*Material provided*:
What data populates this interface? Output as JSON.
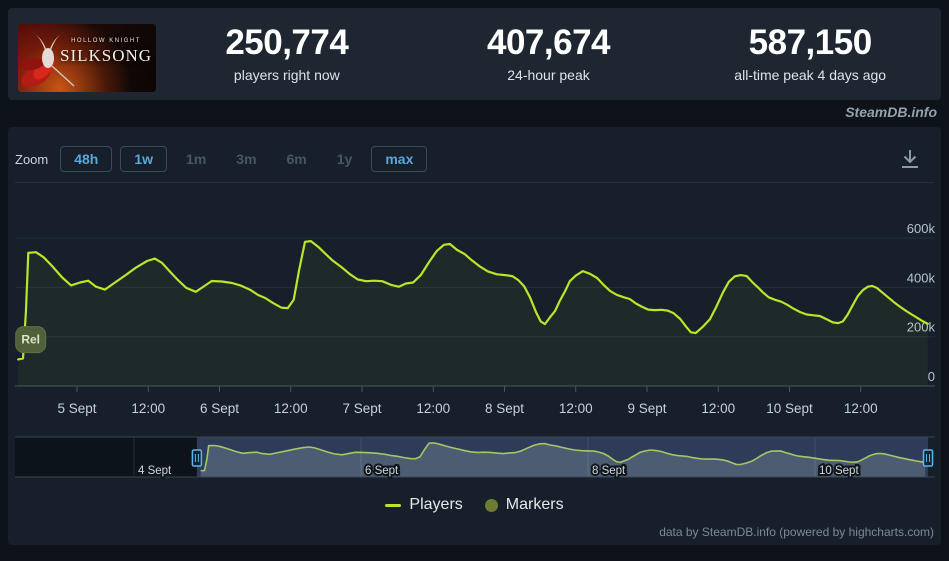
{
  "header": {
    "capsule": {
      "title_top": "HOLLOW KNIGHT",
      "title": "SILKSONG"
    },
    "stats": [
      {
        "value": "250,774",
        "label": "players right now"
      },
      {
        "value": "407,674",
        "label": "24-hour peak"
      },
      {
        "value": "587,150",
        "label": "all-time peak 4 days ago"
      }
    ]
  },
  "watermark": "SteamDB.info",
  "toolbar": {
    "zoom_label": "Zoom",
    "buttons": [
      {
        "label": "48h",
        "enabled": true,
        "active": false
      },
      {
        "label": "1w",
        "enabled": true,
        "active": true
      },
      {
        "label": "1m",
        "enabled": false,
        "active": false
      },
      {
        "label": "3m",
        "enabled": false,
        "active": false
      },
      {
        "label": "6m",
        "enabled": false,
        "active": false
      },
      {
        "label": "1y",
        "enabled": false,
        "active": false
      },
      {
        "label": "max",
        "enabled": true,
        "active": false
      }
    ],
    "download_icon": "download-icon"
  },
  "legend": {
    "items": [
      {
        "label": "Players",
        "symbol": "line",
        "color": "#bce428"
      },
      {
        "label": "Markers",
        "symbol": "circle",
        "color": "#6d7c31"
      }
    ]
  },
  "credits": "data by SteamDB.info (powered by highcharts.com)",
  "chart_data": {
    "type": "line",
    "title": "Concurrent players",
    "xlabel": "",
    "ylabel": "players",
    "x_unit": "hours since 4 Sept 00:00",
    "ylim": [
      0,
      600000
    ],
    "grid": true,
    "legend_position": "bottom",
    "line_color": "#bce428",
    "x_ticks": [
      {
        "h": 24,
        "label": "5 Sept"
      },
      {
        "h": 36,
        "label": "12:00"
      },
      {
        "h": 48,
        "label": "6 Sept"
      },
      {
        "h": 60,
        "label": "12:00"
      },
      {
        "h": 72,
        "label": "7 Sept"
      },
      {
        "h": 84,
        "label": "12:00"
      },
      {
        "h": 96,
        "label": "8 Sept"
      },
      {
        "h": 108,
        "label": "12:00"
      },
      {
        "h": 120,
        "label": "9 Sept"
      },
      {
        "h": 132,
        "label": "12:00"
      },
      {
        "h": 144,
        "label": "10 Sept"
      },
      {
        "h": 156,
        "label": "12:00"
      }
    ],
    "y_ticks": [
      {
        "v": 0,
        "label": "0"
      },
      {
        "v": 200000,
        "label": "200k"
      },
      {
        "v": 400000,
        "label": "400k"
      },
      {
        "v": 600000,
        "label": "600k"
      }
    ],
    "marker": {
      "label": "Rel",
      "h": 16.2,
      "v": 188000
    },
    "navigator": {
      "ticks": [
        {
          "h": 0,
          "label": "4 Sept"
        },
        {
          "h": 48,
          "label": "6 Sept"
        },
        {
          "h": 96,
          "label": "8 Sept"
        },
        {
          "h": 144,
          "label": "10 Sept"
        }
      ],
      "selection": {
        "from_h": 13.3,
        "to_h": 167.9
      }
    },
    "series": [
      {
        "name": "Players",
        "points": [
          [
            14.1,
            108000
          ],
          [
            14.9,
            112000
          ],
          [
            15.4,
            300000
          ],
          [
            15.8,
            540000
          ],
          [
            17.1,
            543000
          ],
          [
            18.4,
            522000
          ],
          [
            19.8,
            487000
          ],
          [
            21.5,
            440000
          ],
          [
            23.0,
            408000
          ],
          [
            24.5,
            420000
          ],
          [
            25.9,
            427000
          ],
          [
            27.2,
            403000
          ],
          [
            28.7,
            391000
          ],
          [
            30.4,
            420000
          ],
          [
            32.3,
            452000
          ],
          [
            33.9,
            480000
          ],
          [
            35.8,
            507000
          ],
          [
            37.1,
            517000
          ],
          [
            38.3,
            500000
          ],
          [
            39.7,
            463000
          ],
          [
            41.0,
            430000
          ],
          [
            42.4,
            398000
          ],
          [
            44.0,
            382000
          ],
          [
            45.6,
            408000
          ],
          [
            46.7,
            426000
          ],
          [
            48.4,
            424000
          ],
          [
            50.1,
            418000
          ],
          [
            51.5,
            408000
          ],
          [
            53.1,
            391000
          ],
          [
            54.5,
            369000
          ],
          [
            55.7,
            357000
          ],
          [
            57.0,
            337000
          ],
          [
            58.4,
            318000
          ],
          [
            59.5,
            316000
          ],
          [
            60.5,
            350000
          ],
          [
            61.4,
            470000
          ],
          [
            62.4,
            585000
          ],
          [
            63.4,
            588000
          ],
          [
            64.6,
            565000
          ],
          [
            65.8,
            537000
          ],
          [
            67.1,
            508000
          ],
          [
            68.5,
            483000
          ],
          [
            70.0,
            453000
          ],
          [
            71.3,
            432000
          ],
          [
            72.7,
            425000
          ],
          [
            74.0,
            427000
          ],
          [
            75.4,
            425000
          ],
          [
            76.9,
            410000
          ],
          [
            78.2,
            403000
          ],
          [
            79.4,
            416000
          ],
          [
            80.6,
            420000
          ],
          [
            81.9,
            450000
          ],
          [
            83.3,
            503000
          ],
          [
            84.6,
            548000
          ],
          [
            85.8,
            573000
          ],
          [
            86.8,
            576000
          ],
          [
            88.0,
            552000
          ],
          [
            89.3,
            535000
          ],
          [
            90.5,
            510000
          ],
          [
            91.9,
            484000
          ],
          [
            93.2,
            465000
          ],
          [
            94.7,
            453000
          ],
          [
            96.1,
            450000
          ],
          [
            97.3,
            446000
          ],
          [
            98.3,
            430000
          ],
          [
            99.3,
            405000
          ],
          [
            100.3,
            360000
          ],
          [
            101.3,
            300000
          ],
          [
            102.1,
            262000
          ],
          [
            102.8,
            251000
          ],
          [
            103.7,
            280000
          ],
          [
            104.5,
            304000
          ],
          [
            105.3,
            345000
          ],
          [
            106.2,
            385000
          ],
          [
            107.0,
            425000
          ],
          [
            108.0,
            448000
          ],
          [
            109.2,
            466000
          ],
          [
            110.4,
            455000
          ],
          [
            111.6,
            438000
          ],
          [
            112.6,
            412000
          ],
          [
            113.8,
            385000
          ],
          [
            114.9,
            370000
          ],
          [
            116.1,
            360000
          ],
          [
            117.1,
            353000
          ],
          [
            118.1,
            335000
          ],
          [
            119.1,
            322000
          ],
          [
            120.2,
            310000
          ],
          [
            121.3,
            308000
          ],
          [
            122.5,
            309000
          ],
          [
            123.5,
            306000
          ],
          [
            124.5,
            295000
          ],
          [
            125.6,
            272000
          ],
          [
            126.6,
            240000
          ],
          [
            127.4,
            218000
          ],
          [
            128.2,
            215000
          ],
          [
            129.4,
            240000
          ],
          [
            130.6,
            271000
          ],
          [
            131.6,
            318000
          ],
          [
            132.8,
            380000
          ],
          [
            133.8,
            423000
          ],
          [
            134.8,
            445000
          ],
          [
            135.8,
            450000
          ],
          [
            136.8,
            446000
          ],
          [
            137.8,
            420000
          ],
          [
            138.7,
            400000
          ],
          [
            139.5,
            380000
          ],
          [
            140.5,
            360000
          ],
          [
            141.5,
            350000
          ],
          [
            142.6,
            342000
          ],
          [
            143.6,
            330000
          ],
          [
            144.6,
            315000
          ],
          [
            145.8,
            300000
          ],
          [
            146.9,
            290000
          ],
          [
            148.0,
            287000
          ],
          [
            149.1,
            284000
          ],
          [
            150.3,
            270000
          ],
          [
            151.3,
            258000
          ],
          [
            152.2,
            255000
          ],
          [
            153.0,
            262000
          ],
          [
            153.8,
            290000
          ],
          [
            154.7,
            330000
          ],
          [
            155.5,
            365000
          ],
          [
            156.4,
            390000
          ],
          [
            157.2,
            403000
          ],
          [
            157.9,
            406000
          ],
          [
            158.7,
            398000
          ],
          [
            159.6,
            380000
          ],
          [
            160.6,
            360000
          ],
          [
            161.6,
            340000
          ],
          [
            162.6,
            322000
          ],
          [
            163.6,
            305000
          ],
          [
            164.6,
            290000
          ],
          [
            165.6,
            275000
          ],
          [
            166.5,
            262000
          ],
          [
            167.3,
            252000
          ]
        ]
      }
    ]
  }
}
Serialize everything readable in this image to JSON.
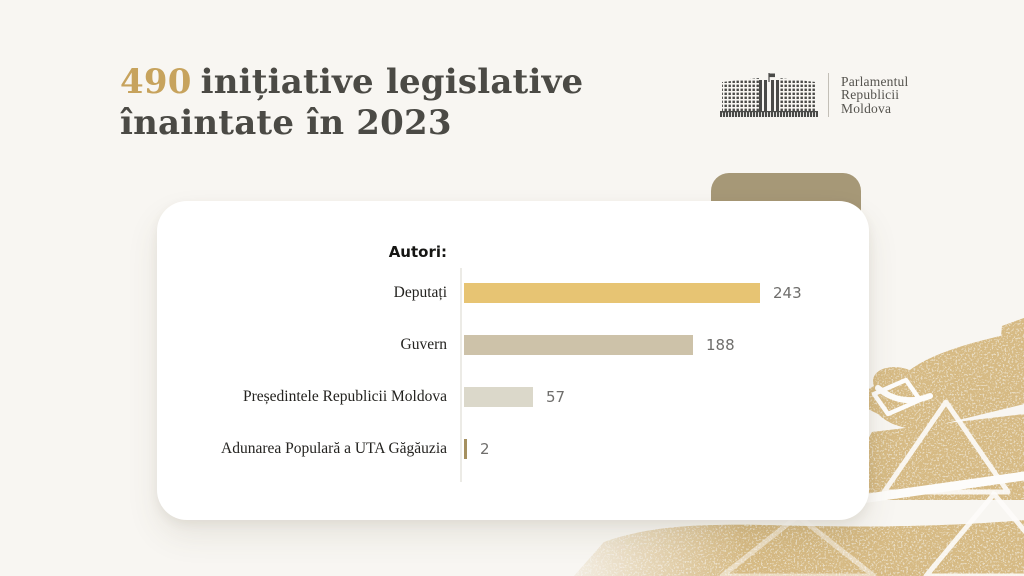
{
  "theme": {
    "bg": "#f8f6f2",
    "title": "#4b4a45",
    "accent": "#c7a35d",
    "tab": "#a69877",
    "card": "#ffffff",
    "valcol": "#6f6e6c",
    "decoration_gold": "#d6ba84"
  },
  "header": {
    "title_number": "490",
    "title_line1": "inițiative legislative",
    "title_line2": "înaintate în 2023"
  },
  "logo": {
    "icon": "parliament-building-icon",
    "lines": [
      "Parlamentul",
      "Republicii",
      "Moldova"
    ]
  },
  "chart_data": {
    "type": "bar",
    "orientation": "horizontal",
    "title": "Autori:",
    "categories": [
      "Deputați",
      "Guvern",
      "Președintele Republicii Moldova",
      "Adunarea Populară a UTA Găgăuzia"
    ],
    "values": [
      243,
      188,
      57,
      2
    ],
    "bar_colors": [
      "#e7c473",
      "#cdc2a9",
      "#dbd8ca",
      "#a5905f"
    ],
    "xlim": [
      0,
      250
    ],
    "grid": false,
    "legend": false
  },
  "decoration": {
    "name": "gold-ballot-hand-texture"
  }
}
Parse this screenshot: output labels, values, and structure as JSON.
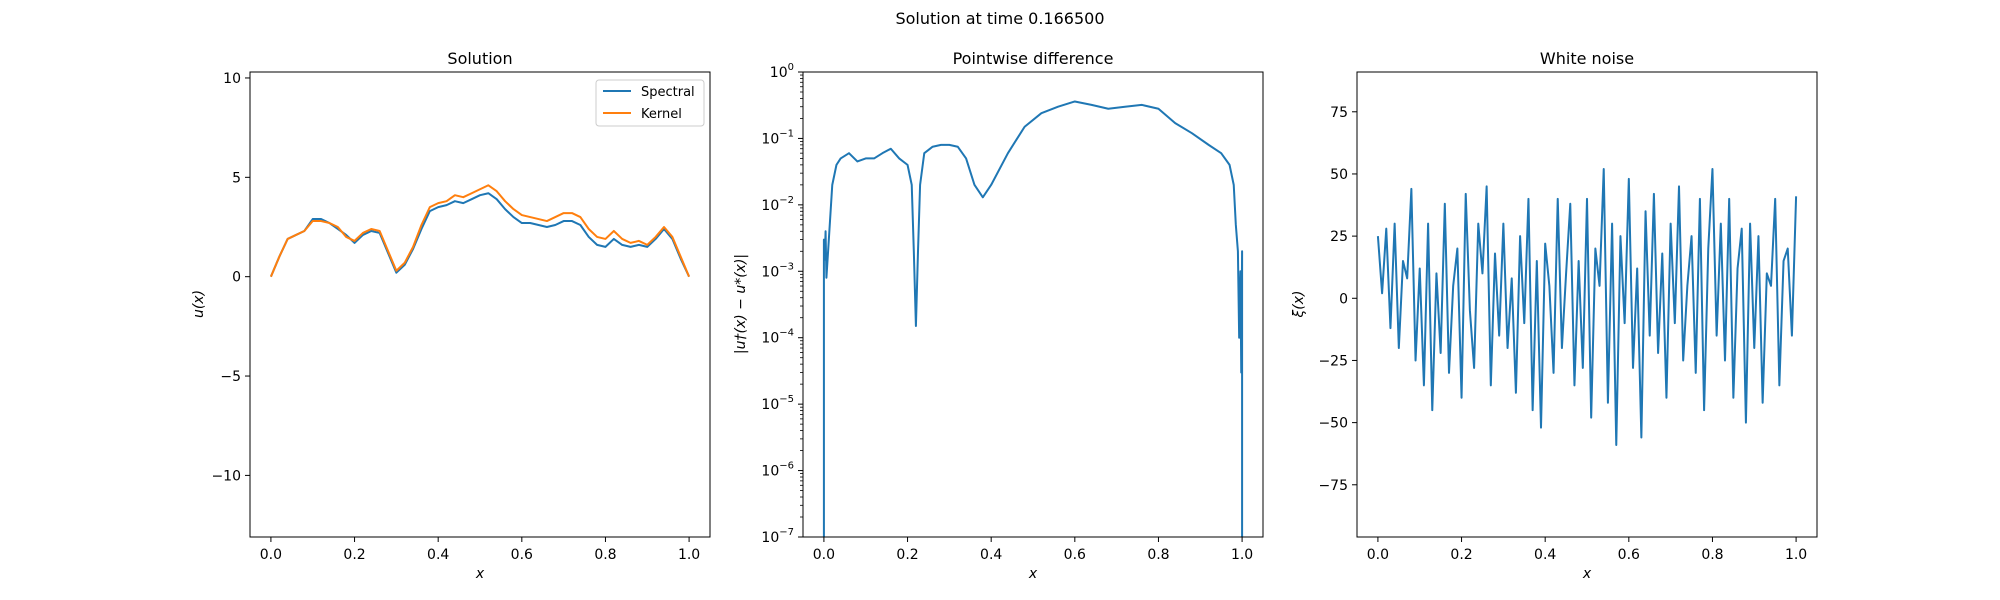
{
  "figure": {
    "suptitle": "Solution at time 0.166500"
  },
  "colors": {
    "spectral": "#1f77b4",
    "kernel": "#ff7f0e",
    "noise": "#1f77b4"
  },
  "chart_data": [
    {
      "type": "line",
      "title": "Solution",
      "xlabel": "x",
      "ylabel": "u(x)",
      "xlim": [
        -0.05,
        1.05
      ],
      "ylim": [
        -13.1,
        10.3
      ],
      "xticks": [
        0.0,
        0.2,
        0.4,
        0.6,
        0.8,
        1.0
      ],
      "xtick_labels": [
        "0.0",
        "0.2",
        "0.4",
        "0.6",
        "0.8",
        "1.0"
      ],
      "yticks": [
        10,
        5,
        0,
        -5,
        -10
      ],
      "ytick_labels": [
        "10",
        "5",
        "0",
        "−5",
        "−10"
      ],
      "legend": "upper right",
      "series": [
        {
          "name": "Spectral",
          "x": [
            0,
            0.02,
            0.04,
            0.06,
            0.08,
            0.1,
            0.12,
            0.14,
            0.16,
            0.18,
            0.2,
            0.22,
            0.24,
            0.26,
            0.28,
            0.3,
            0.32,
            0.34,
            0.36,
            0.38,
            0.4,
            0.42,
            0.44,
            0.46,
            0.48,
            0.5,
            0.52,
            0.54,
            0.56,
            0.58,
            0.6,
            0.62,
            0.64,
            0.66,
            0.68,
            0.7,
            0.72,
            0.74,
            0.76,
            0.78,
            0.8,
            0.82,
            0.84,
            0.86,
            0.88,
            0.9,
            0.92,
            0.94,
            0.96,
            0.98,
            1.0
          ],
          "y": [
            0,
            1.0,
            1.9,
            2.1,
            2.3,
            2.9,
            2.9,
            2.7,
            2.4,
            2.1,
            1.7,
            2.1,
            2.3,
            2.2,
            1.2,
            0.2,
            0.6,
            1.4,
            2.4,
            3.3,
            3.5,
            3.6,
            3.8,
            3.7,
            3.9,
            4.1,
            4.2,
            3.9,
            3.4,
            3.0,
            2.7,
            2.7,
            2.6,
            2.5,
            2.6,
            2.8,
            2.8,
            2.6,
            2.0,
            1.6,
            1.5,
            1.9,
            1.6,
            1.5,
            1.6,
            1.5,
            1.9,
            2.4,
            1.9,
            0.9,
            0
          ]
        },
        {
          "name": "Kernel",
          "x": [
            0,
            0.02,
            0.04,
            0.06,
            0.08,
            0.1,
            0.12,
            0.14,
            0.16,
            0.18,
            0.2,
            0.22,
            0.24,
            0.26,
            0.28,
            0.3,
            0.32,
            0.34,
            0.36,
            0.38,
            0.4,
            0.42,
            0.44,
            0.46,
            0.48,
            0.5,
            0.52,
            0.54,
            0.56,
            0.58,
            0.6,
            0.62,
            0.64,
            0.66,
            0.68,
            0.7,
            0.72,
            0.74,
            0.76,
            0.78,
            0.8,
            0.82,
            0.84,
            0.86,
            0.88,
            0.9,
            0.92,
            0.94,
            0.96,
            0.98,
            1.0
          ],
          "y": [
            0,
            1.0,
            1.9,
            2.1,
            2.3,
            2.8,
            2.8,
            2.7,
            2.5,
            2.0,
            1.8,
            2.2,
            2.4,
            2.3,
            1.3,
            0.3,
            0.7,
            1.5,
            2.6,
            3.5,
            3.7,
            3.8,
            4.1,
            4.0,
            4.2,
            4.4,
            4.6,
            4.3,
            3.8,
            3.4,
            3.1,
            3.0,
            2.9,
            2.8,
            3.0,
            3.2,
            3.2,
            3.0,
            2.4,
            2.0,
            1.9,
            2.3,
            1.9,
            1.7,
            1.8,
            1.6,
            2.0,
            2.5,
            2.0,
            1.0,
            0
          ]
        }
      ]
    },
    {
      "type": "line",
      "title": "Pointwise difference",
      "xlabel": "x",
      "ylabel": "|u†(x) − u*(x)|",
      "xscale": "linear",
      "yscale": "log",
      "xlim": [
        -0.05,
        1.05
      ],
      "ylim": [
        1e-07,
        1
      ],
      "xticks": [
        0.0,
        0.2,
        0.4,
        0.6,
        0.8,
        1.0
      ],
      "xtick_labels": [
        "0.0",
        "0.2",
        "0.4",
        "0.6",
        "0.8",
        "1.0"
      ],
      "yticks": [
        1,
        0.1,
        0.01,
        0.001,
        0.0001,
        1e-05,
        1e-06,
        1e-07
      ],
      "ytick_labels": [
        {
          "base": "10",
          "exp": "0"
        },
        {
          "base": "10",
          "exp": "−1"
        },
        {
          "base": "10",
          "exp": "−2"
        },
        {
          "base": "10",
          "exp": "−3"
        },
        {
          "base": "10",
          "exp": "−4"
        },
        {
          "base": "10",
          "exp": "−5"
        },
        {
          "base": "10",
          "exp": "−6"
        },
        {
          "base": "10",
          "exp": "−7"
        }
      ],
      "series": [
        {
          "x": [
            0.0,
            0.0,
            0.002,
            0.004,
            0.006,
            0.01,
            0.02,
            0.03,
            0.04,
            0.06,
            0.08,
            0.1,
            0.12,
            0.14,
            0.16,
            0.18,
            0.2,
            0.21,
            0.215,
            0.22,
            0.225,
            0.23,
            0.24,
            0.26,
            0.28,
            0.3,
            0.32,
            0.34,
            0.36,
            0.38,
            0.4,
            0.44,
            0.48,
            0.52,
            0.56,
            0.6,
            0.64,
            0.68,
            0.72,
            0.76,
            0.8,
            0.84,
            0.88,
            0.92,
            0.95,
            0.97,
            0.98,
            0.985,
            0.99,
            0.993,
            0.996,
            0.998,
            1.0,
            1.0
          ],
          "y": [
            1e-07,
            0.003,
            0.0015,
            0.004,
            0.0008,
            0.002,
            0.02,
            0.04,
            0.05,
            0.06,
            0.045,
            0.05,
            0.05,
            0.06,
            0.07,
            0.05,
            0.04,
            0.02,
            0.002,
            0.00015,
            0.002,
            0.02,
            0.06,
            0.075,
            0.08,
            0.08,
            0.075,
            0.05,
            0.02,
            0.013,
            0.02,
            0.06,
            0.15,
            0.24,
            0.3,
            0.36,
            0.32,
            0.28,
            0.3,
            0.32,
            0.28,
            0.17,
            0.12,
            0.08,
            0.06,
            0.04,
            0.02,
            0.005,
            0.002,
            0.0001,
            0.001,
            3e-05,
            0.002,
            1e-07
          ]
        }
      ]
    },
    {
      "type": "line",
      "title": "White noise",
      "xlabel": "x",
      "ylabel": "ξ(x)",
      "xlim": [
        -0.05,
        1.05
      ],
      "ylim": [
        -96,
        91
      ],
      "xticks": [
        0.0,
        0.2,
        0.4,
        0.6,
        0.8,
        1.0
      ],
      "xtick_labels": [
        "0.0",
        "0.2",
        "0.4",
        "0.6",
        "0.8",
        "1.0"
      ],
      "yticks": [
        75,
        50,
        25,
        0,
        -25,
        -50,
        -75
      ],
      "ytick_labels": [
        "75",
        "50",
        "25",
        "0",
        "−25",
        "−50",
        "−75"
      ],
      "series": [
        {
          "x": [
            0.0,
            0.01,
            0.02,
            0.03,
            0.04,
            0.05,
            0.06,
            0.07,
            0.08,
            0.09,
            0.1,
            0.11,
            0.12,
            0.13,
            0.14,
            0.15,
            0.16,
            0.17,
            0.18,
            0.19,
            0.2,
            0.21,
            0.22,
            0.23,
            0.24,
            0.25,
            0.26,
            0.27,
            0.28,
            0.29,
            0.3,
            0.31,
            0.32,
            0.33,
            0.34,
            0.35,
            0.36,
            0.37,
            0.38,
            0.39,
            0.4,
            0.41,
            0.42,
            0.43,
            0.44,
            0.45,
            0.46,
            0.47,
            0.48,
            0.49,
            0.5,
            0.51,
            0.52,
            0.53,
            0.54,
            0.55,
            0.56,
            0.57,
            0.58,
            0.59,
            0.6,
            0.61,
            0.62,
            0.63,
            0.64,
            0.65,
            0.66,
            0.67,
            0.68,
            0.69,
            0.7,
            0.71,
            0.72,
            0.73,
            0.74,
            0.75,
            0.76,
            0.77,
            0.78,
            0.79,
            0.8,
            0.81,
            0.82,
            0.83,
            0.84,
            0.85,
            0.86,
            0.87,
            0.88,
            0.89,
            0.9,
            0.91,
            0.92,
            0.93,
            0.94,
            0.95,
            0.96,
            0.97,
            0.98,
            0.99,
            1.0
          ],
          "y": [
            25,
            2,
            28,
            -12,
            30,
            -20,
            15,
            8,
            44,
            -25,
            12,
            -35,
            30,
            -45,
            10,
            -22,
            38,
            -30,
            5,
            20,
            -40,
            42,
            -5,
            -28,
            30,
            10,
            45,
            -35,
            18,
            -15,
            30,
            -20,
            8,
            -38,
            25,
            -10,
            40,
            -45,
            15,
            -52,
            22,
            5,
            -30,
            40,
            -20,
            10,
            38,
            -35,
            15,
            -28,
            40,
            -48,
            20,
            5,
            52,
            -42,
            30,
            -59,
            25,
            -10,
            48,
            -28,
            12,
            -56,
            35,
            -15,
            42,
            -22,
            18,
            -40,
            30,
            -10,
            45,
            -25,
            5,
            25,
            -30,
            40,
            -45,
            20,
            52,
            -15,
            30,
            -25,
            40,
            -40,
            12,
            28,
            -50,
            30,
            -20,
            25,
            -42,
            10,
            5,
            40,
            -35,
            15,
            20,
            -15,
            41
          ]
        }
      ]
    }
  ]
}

*To do*:
Above are the records. Copy every line in them holding "time".

*Written reply*:
        "label": "all-time peak 4 days ago"
    "suptitle": "Solution at time 0.166500"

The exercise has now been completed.